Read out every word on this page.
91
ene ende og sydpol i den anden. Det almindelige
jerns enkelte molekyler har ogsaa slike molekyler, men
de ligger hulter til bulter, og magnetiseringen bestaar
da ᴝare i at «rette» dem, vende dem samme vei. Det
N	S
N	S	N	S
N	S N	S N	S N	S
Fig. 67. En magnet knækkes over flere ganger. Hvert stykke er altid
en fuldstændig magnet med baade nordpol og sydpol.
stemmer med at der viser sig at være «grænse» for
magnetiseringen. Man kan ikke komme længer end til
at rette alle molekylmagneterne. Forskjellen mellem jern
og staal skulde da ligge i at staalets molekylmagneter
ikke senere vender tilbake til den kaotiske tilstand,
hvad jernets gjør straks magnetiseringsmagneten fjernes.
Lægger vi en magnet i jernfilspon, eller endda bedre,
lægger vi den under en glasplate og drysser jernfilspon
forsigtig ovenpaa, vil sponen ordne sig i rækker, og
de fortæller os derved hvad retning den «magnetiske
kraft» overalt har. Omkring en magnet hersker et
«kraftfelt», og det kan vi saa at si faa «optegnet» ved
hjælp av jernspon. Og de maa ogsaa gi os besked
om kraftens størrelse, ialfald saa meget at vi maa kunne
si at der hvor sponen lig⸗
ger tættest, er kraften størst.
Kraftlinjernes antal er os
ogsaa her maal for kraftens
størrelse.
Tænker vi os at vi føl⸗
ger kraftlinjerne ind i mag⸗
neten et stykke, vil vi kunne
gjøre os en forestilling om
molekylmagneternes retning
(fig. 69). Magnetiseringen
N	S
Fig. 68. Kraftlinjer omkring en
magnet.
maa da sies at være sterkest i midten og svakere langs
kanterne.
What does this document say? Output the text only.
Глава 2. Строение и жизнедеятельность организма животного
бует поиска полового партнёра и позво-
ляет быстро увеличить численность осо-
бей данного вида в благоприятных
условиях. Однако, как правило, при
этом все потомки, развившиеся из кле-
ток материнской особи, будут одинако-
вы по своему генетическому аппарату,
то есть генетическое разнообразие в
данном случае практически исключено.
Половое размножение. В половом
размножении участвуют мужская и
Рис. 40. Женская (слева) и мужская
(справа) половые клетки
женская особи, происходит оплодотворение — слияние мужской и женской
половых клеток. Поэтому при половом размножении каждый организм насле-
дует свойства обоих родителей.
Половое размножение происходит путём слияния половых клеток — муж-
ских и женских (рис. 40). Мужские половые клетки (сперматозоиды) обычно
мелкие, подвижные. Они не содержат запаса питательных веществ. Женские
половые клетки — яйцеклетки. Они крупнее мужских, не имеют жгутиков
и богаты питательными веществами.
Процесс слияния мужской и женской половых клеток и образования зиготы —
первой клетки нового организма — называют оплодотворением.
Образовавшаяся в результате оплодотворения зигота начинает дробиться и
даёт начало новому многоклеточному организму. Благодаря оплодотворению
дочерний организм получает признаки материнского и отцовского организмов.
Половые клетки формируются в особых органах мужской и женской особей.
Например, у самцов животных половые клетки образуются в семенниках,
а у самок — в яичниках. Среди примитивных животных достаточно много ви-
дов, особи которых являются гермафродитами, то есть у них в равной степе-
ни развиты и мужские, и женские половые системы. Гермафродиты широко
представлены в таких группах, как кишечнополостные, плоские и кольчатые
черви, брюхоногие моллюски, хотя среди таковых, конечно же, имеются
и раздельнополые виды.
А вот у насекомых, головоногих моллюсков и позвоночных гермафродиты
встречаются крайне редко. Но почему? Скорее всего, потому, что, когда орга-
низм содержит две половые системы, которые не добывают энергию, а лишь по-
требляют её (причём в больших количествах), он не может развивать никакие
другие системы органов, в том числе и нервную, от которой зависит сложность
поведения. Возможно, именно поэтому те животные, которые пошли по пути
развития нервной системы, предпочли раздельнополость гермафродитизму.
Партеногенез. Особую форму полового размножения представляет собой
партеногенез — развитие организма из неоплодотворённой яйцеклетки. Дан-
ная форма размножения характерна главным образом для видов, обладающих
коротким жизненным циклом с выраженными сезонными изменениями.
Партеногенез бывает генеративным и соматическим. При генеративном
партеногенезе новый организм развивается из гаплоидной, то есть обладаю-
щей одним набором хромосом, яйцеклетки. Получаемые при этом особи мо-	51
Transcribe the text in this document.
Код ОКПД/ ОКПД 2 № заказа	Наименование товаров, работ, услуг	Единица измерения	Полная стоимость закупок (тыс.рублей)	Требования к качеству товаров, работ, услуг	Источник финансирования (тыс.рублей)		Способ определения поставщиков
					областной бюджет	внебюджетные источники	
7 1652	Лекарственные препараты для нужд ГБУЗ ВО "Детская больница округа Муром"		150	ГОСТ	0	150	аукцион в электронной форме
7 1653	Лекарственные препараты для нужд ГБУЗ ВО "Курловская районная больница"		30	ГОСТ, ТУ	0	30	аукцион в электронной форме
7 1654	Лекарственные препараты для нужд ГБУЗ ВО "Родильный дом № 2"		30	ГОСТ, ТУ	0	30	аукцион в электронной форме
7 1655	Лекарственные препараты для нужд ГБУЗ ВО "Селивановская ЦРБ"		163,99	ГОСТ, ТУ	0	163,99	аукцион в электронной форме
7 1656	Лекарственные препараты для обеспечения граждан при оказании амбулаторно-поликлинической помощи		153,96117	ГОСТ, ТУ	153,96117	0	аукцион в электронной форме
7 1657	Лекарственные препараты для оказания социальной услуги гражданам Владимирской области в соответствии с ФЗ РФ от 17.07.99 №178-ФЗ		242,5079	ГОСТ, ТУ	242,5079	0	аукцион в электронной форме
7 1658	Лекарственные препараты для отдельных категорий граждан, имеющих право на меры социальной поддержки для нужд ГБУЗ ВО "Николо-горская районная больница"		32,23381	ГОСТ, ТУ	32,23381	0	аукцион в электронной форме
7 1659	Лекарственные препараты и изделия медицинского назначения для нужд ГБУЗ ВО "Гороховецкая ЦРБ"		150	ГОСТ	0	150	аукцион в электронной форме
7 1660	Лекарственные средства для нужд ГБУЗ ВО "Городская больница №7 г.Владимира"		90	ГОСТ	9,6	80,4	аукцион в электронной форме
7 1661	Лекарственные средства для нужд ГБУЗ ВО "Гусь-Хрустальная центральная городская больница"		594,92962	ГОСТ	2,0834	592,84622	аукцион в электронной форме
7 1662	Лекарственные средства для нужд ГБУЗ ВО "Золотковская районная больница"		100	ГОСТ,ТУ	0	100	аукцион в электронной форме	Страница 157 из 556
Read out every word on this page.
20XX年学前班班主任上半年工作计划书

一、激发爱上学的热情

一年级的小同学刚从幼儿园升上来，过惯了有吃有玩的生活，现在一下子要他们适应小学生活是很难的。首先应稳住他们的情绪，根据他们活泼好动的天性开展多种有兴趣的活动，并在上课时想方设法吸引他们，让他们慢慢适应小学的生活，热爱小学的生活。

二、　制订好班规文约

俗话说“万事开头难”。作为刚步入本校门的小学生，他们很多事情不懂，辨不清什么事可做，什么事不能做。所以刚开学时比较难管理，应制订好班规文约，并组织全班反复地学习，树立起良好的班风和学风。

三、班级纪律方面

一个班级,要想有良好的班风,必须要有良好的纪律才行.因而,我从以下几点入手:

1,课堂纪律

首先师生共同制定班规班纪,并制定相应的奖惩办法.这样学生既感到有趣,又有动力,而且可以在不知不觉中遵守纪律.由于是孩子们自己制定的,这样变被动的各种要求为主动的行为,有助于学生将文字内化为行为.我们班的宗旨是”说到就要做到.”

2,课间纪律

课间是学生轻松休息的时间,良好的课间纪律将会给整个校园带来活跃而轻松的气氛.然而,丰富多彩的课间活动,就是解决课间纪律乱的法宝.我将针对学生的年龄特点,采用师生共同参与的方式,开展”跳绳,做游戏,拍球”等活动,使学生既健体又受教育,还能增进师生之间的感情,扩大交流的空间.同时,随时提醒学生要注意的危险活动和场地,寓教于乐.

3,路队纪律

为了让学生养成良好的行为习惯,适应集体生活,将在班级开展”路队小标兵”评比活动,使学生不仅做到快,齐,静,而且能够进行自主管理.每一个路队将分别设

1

----------

### [GIVEN PROBLEM]
List all lines from the entries that include the word "половом".

### [EXPECTED ANSWER]
Половое размножение. В половом
половых клеток. Поэтому при половом размножении каждый организм насле-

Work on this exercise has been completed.